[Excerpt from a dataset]
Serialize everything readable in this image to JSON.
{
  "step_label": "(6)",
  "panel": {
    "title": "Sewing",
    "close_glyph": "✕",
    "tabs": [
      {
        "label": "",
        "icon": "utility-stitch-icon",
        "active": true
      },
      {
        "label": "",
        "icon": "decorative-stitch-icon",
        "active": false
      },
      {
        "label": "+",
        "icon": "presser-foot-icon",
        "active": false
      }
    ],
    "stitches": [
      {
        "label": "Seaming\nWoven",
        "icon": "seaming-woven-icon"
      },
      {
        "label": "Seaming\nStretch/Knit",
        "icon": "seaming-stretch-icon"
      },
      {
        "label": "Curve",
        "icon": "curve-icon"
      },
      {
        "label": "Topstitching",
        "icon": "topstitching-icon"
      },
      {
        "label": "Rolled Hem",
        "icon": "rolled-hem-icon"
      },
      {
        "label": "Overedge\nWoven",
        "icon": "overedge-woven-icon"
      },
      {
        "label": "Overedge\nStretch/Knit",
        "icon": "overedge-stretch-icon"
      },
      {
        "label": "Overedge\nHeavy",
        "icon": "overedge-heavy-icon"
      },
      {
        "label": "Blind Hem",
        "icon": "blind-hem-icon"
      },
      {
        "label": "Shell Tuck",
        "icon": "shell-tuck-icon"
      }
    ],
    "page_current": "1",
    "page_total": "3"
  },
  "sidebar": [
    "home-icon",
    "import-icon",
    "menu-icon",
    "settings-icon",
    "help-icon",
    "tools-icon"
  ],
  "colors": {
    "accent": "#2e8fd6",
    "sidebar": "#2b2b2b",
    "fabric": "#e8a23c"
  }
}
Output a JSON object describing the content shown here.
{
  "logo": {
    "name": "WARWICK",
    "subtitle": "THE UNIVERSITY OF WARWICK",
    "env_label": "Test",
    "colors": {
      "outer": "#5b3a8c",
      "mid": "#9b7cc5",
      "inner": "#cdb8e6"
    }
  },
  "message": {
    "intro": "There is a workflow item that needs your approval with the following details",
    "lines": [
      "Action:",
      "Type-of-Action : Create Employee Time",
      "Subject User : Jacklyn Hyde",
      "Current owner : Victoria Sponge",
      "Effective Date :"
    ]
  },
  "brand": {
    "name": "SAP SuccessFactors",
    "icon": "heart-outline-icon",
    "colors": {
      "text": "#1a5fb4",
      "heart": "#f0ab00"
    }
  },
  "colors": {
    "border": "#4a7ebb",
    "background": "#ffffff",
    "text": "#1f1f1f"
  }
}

▶ _Short problem_
Find "heart". Copy every line it occurs in.

▶ _Exercise solution_
    "icon": "heart-outline-icon",
      "heart": "#f0ab00"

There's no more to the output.